**What needs to be done:** Transcribe word for word each line from the one containing "Decode this image" to the final line of the data, both included. Skip the pictures.

**Information shown:**
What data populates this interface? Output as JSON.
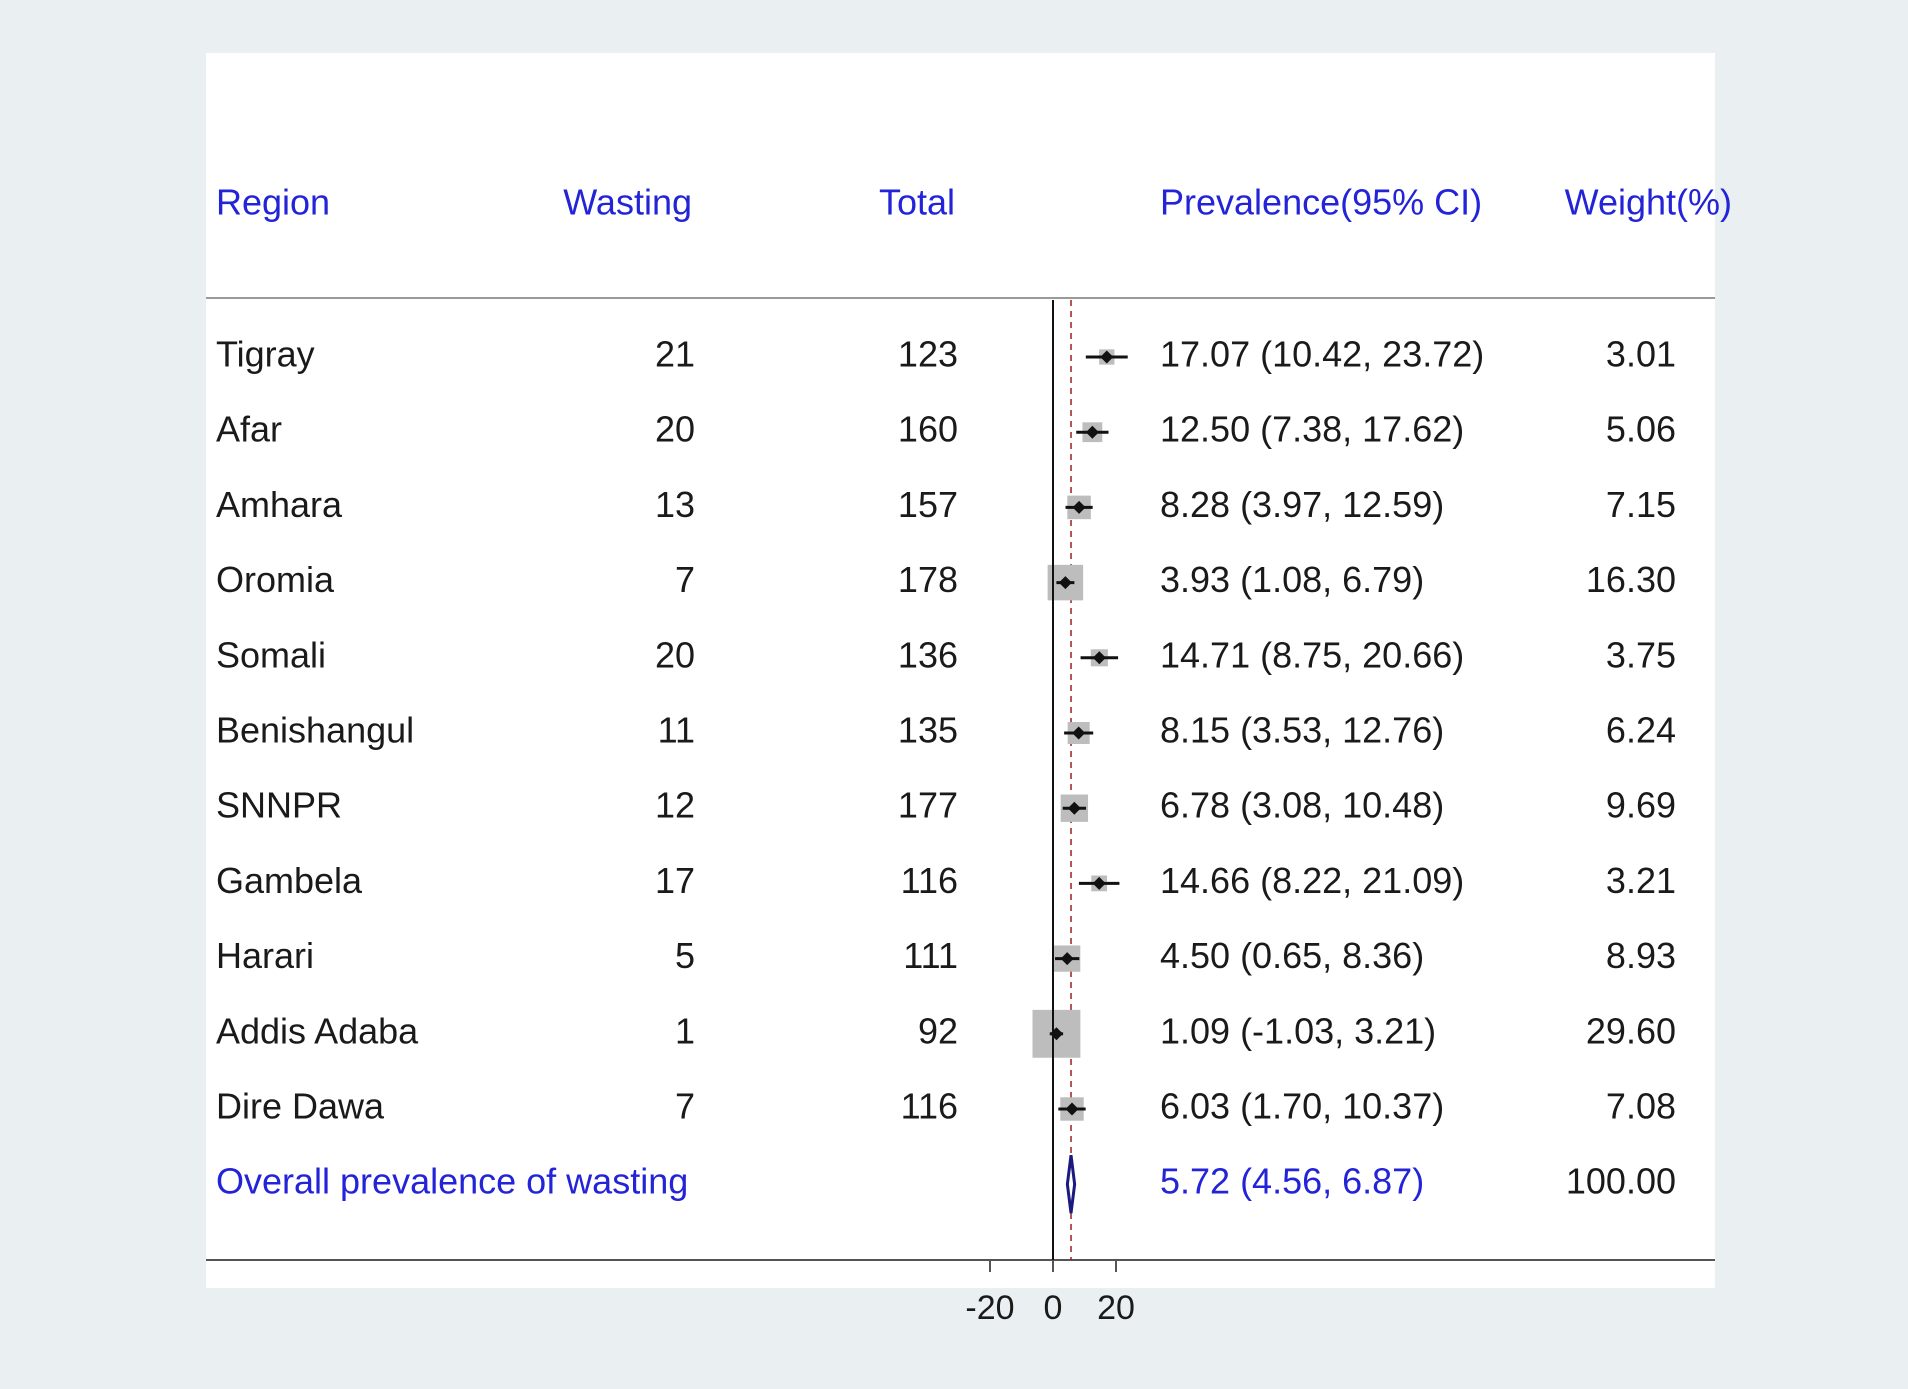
{
  "chart_data": {
    "type": "forest",
    "columns": [
      "Region",
      "Wasting",
      "Total",
      "Prevalence(95% CI)",
      "Weight(%)"
    ],
    "rows": [
      {
        "region": "Tigray",
        "wasting": "21",
        "total": "123",
        "ci_text": "17.07 (10.42, 23.72)",
        "weight_text": "3.01",
        "estimate": 17.07,
        "lower": 10.42,
        "upper": 23.72,
        "weight": 3.01
      },
      {
        "region": "Afar",
        "wasting": "20",
        "total": "160",
        "ci_text": "12.50 (7.38, 17.62)",
        "weight_text": "5.06",
        "estimate": 12.5,
        "lower": 7.38,
        "upper": 17.62,
        "weight": 5.06
      },
      {
        "region": "Amhara",
        "wasting": "13",
        "total": "157",
        "ci_text": "8.28 (3.97, 12.59)",
        "weight_text": "7.15",
        "estimate": 8.28,
        "lower": 3.97,
        "upper": 12.59,
        "weight": 7.15
      },
      {
        "region": "Oromia",
        "wasting": "7",
        "total": "178",
        "ci_text": "3.93 (1.08, 6.79)",
        "weight_text": "16.30",
        "estimate": 3.93,
        "lower": 1.08,
        "upper": 6.79,
        "weight": 16.3
      },
      {
        "region": "Somali",
        "wasting": "20",
        "total": "136",
        "ci_text": "14.71 (8.75, 20.66)",
        "weight_text": "3.75",
        "estimate": 14.71,
        "lower": 8.75,
        "upper": 20.66,
        "weight": 3.75
      },
      {
        "region": "Benishangul",
        "wasting": "11",
        "total": "135",
        "ci_text": "8.15 (3.53, 12.76)",
        "weight_text": "6.24",
        "estimate": 8.15,
        "lower": 3.53,
        "upper": 12.76,
        "weight": 6.24
      },
      {
        "region": "SNNPR",
        "wasting": "12",
        "total": "177",
        "ci_text": "6.78 (3.08, 10.48)",
        "weight_text": "9.69",
        "estimate": 6.78,
        "lower": 3.08,
        "upper": 10.48,
        "weight": 9.69
      },
      {
        "region": "Gambela",
        "wasting": "17",
        "total": "116",
        "ci_text": "14.66 (8.22, 21.09)",
        "weight_text": "3.21",
        "estimate": 14.66,
        "lower": 8.22,
        "upper": 21.09,
        "weight": 3.21
      },
      {
        "region": "Harari",
        "wasting": "5",
        "total": "111",
        "ci_text": "4.50 (0.65, 8.36)",
        "weight_text": "8.93",
        "estimate": 4.5,
        "lower": 0.65,
        "upper": 8.36,
        "weight": 8.93
      },
      {
        "region": "Addis Adaba",
        "wasting": "1",
        "total": "92",
        "ci_text": "1.09 (-1.03, 3.21)",
        "weight_text": "29.60",
        "estimate": 1.09,
        "lower": -1.03,
        "upper": 3.21,
        "weight": 29.6
      },
      {
        "region": "Dire Dawa",
        "wasting": "7",
        "total": "116",
        "ci_text": "6.03 (1.70, 10.37)",
        "weight_text": "7.08",
        "estimate": 6.03,
        "lower": 1.7,
        "upper": 10.37,
        "weight": 7.08
      }
    ],
    "overall": {
      "label": "Overall prevalence of wasting",
      "ci_text": "5.72 (4.56, 6.87)",
      "weight_text": "100.00",
      "estimate": 5.72,
      "lower": 4.56,
      "upper": 6.87
    },
    "x_ticks": [
      -20,
      0,
      20
    ],
    "reference_line": 0,
    "overall_line": 5.72,
    "colors": {
      "header": "#2323d8",
      "text": "#1a1a1a",
      "box": "#bdbdbd",
      "diamond": "#1a1a80",
      "overall_line": "#9b2020"
    }
  }
}
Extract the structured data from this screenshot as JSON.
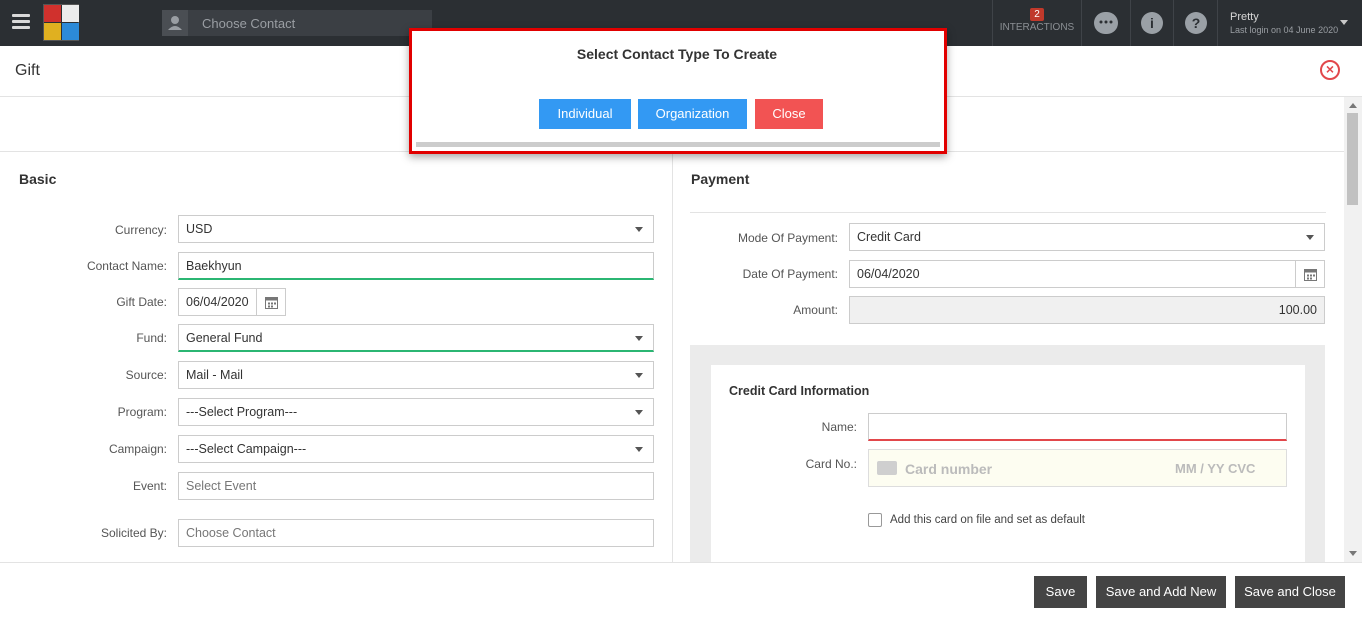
{
  "topbar": {
    "search_placeholder": "Choose Contact",
    "interactions_count": "2",
    "interactions_label": "INTERACTIONS",
    "user_name": "Pretty",
    "last_login": "Last login on 04 June 2020",
    "logo_colors": [
      "#d0312d",
      "#2c8ad8",
      "#e0b020",
      "#2c8ad8"
    ]
  },
  "gift": {
    "title": "Gift"
  },
  "basic": {
    "title": "Basic",
    "currency_label": "Currency:",
    "currency_value": "USD",
    "contact_label": "Contact Name:",
    "contact_value": "Baekhyun",
    "giftdate_label": "Gift Date:",
    "giftdate_value": "06/04/2020",
    "fund_label": "Fund:",
    "fund_value": "General Fund",
    "source_label": "Source:",
    "source_value": "Mail - Mail",
    "program_label": "Program:",
    "program_value": "---Select Program---",
    "campaign_label": "Campaign:",
    "campaign_value": "---Select Campaign---",
    "event_label": "Event:",
    "event_placeholder": "Select Event",
    "solicited_label": "Solicited By:",
    "solicited_placeholder": "Choose Contact"
  },
  "payment": {
    "title": "Payment",
    "mode_label": "Mode Of Payment:",
    "mode_value": "Credit Card",
    "date_label": "Date Of Payment:",
    "date_value": "06/04/2020",
    "amount_label": "Amount:",
    "amount_value": "100.00"
  },
  "credit_card": {
    "title": "Credit Card Information",
    "name_label": "Name:",
    "cardno_label": "Card No.:",
    "card_placeholder": "Card number",
    "mmyy_placeholder": "MM / YY  CVC",
    "save_card_label": "Add this card on file and set as default"
  },
  "footer": {
    "save": "Save",
    "save_add_new": "Save and Add New",
    "save_close": "Save and Close"
  },
  "popup": {
    "title": "Select Contact Type To Create",
    "individual": "Individual",
    "organization": "Organization",
    "close": "Close",
    "colors": {
      "primary": "#3399f3",
      "danger": "#f25353",
      "frame": "#e10000"
    }
  }
}
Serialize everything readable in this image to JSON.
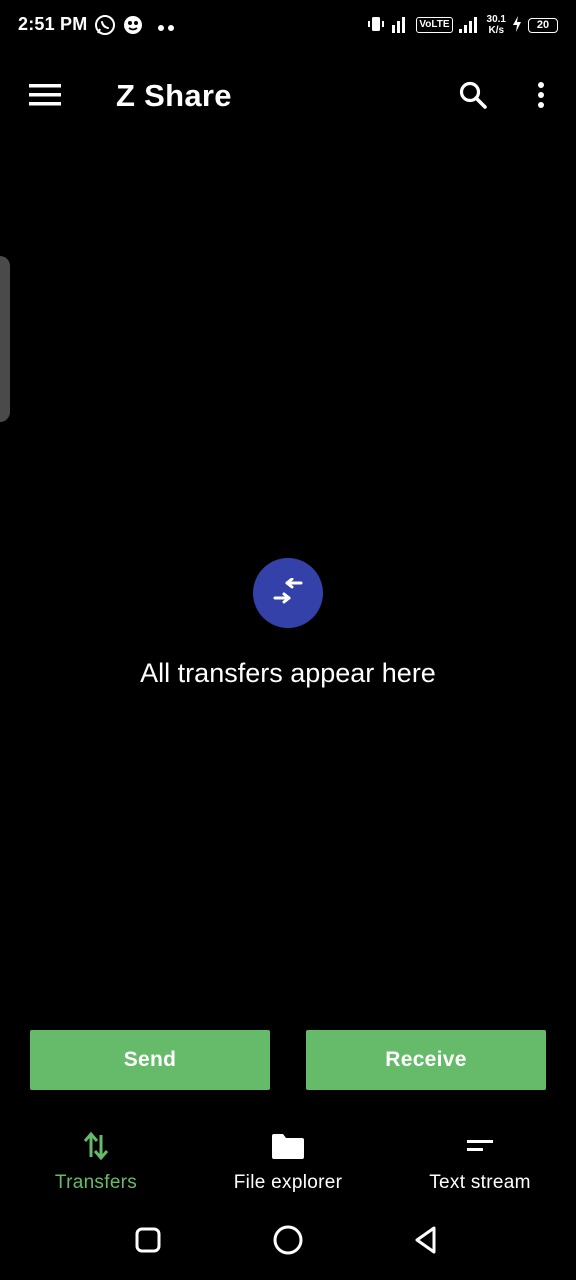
{
  "status_bar": {
    "time": "2:51 PM",
    "network_type": "VoLTE",
    "speed_value": "30.1",
    "speed_unit": "K/s",
    "battery": "20"
  },
  "app_bar": {
    "title": "Z Share",
    "menu_icon": "hamburger-menu-icon",
    "search_icon": "search-icon",
    "more_icon": "more-vert-icon"
  },
  "empty_state": {
    "icon": "transfer-arrows-icon",
    "message": "All transfers appear here"
  },
  "actions": {
    "send_label": "Send",
    "receive_label": "Receive"
  },
  "bottom_nav": {
    "items": [
      {
        "label": "Transfers",
        "icon": "transfers-icon",
        "active": true
      },
      {
        "label": "File explorer",
        "icon": "folder-icon",
        "active": false
      },
      {
        "label": "Text stream",
        "icon": "text-stream-icon",
        "active": false
      }
    ]
  },
  "colors": {
    "background": "#000000",
    "accent_green": "#66bb6a",
    "icon_circle_blue": "#3341a8",
    "text_primary": "#ffffff",
    "edge_handle": "#4a4a4a"
  }
}
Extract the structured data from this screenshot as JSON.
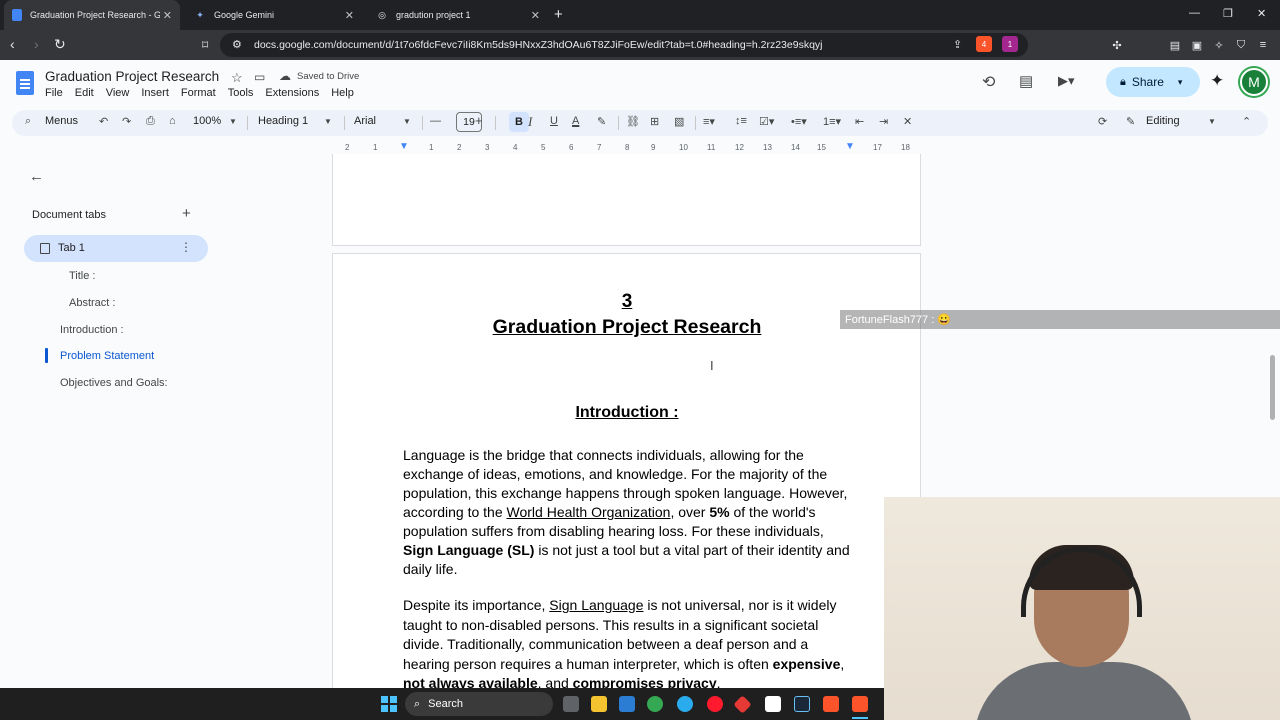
{
  "browser": {
    "tabs": [
      {
        "title": "Graduation Project Research - Goo",
        "icon": "docs-icon",
        "active": true
      },
      {
        "title": "Google Gemini",
        "icon": "gemini-icon",
        "active": false
      },
      {
        "title": "gradution project 1",
        "icon": "globe-icon",
        "active": false
      }
    ],
    "url": "docs.google.com/document/d/1t7o6fdcFevc7iIi8Km5ds9HNxxZ3hdOAu6T8ZJiFoEw/edit?tab=t.0#heading=h.2rz23e9skqyj",
    "badges": {
      "brave_shield": "4",
      "brave_rewards": "1"
    }
  },
  "docs": {
    "title": "Graduation Project Research",
    "saved_status": "Saved to Drive",
    "menu": [
      "File",
      "Edit",
      "View",
      "Insert",
      "Format",
      "Tools",
      "Extensions",
      "Help"
    ],
    "share_label": "Share",
    "avatar_letter": "M"
  },
  "toolbar": {
    "menus_label": "Menus",
    "zoom": "100%",
    "style": "Heading 1",
    "font": "Arial",
    "font_size": "19",
    "bold_label": "B",
    "italic_label": "I",
    "underline_label": "U",
    "text_color_label": "A",
    "mode": "Editing"
  },
  "sidebar": {
    "header": "Document tabs",
    "tab_name": "Tab 1",
    "outline": [
      {
        "label": "Title :",
        "active": false
      },
      {
        "label": "Abstract :",
        "active": false
      },
      {
        "label": "Introduction :",
        "active": false
      },
      {
        "label": "Problem Statement",
        "active": true
      },
      {
        "label": "Objectives and Goals:",
        "active": false
      }
    ]
  },
  "ruler": {
    "ticks": [
      "2",
      "1",
      "1",
      "2",
      "3",
      "4",
      "5",
      "6",
      "7",
      "8",
      "9",
      "10",
      "11",
      "12",
      "13",
      "14",
      "15",
      "16",
      "17",
      "18"
    ]
  },
  "document": {
    "page_number": "3",
    "heading": "Graduation Project Research",
    "section_title": "Introduction :",
    "p1": {
      "a": "Language is the bridge that connects individuals, allowing for the exchange of ideas, emotions, and knowledge. For the majority of the population, this exchange happens through spoken language. However, according to the ",
      "link": "World Health Organization",
      "b": ", over ",
      "bold1": "5%",
      "c": " of the world's population suffers from disabling hearing loss. For these individuals, ",
      "bold2": "Sign Language (SL)",
      "d": " is not just a tool but a vital part of their identity and daily life."
    },
    "p2": {
      "a": "Despite its importance, ",
      "link": "Sign Language",
      "b": " is not universal, nor is it widely taught to non-disabled persons. This results in a significant societal divide. Traditionally, communication between a deaf person and a hearing person requires a human interpreter, which is often ",
      "bold1": "expensive",
      "sep1": ", ",
      "bold2": "not always available",
      "sep2": ", and ",
      "bold3": "compromises privacy",
      "end": "."
    }
  },
  "overlay": {
    "chat_message": "FortuneFlash777 :  😀"
  },
  "taskbar": {
    "search_label": "Search"
  }
}
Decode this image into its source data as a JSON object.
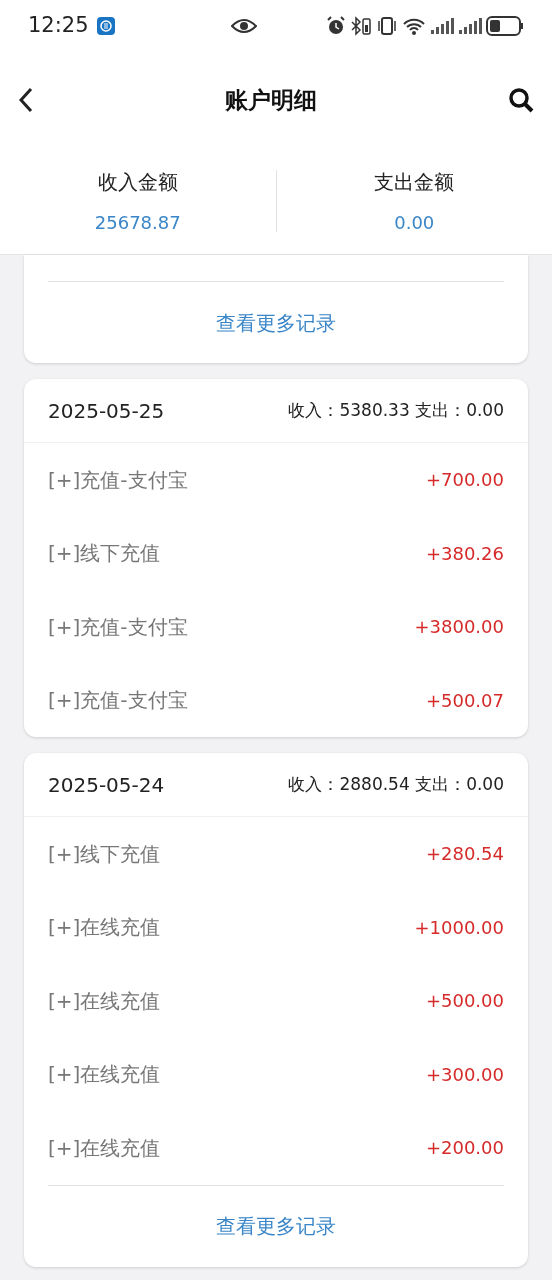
{
  "status_bar": {
    "time": "12:25"
  },
  "header": {
    "title": "账户明细"
  },
  "summary": [
    {
      "label": "收入金额",
      "value": "25678.87"
    },
    {
      "label": "支出金额",
      "value": "0.00"
    }
  ],
  "groups": [
    {
      "more_link": "查看更多记录"
    },
    {
      "date": "2025-05-25",
      "totals": "收入：5380.33 支出：0.00",
      "rows": [
        {
          "title": "[+]充值-支付宝",
          "amount": "+700.00"
        },
        {
          "title": "[+]线下充值",
          "amount": "+380.26"
        },
        {
          "title": "[+]充值-支付宝",
          "amount": "+3800.00"
        },
        {
          "title": "[+]充值-支付宝",
          "amount": "+500.07"
        }
      ]
    },
    {
      "date": "2025-05-24",
      "totals": "收入：2880.54 支出：0.00",
      "rows": [
        {
          "title": "[+]线下充值",
          "amount": "+280.54"
        },
        {
          "title": "[+]在线充值",
          "amount": "+1000.00"
        },
        {
          "title": "[+]在线充值",
          "amount": "+500.00"
        },
        {
          "title": "[+]在线充值",
          "amount": "+300.00"
        },
        {
          "title": "[+]在线充值",
          "amount": "+200.00"
        }
      ],
      "more_link": "查看更多记录"
    }
  ]
}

**Exercise solution:**
Decode this image into its source data as a JSON object.
{
  "status_bar": {
    "time": "12:25"
  },
  "header": {
    "title": "账户明细"
  },
  "summary": [
    {
      "label": "收入金额",
      "value": "25678.87"
    },
    {
      "label": "支出金额",
      "value": "0.00"
    }
  ],
  "groups": [
    {
      "more_link": "查看更多记录"
    },
    {
      "date": "2025-05-25",
      "totals": "收入：5380.33 支出：0.00",
      "rows": [
        {
          "title": "[+]充值-支付宝",
          "amount": "+700.00"
        },
        {
          "title": "[+]线下充值",
          "amount": "+380.26"
        },
        {
          "title": "[+]充值-支付宝",
          "amount": "+3800.00"
        },
        {
          "title": "[+]充值-支付宝",
          "amount": "+500.07"
        }
      ]
    },
    {
      "date": "2025-05-24",
      "totals": "收入：2880.54 支出：0.00",
      "rows": [
        {
          "title": "[+]线下充值",
          "amount": "+280.54"
        },
        {
          "title": "[+]在线充值",
          "amount": "+1000.00"
        },
        {
          "title": "[+]在线充值",
          "amount": "+500.00"
        },
        {
          "title": "[+]在线充值",
          "amount": "+300.00"
        },
        {
          "title": "[+]在线充值",
          "amount": "+200.00"
        }
      ],
      "more_link": "查看更多记录"
    }
  ]
}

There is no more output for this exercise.